Direction :: Your task is to write out exactly the lines from the line containing "What text is on this page?" through the end of the records, inclusive at both ends.

Task data ::

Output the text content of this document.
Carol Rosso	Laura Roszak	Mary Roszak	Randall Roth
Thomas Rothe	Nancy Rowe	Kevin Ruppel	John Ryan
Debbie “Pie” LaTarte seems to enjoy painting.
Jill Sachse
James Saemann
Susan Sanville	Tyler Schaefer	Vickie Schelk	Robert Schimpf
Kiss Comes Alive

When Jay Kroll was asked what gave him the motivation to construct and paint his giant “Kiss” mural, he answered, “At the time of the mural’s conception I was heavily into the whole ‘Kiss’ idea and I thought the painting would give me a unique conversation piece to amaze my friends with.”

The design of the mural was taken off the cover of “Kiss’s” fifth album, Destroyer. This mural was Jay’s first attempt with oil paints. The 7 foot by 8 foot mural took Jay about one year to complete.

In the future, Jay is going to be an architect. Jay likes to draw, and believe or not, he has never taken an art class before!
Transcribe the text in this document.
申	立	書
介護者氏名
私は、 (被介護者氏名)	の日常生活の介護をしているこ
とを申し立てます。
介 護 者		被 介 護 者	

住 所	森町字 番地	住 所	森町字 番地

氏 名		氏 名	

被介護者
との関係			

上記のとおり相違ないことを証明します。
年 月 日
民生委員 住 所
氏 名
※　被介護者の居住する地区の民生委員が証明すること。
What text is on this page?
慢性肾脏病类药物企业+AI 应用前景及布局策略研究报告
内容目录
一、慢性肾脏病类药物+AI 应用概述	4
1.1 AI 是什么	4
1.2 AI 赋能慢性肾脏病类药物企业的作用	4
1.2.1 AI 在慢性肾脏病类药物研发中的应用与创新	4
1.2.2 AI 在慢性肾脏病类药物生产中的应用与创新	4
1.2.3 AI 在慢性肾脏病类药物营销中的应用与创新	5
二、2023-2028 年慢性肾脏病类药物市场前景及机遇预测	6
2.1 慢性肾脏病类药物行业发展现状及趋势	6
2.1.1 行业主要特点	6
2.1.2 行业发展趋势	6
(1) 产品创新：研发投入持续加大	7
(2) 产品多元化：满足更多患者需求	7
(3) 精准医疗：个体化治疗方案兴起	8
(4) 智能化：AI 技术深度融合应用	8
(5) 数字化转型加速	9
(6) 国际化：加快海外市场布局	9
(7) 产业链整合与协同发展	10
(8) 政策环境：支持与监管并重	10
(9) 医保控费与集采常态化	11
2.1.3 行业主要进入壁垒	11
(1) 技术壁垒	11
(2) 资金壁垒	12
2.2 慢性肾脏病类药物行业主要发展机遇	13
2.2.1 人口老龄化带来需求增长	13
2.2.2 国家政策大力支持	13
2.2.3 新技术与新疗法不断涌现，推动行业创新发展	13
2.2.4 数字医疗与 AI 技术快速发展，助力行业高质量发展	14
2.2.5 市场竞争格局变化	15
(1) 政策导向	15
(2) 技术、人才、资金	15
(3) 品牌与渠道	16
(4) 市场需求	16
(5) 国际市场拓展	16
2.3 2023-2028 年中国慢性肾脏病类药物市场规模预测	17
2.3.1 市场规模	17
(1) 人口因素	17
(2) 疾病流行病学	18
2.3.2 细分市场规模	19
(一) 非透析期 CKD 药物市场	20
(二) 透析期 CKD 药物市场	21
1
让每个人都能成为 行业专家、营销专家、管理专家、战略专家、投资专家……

Solution to the problem ::
What text is on this page?
慢性肾脏病类药物企业+AI 应用前景及布局策略研究报告
内容目录
一、慢性肾脏病类药物+AI 应用概述	4
1.1 AI 是什么	4
1.2 AI 赋能慢性肾脏病类药物企业的作用	4
1.2.1 AI 在慢性肾脏病类药物研发中的应用与创新	4
1.2.2 AI 在慢性肾脏病类药物生产中的应用与创新	4
1.2.3 AI 在慢性肾脏病类药物营销中的应用与创新	5
二、2023-2028 年慢性肾脏病类药物市场前景及机遇预测	6
2.1 慢性肾脏病类药物行业发展现状及趋势	6
2.1.1 行业主要特点	6
2.1.2 行业发展趋势	6
(1) 产品创新：研发投入持续加大	7
(2) 产品多元化：满足更多患者需求	7
(3) 精准医疗：个体化治疗方案兴起	8
(4) 智能化：AI 技术深度融合应用	8
(5) 数字化转型加速	9
(6) 国际化：加快海外市场布局	9
(7) 产业链整合与协同发展	10
(8) 政策环境：支持与监管并重	10
(9) 医保控费与集采常态化	11
2.1.3 行业主要进入壁垒	11
(1) 技术壁垒	11
(2) 资金壁垒	12
2.2 慢性肾脏病类药物行业主要发展机遇	13
2.2.1 人口老龄化带来需求增长	13
2.2.2 国家政策大力支持	13
2.2.3 新技术与新疗法不断涌现，推动行业创新发展	13
2.2.4 数字医疗与 AI 技术快速发展，助力行业高质量发展	14
2.2.5 市场竞争格局变化	15
(1) 政策导向	15
(2) 技术、人才、资金	15
(3) 品牌与渠道	16
(4) 市场需求	16
(5) 国际市场拓展	16
2.3 2023-2028 年中国慢性肾脏病类药物市场规模预测	17
2.3.1 市场规模	17
(1) 人口因素	17
(2) 疾病流行病学	18
2.3.2 细分市场规模	19
(一) 非透析期 CKD 药物市场	20
(二) 透析期 CKD 药物市场	21
1
让每个人都能成为 行业专家、营销专家、管理专家、战略专家、投资专家……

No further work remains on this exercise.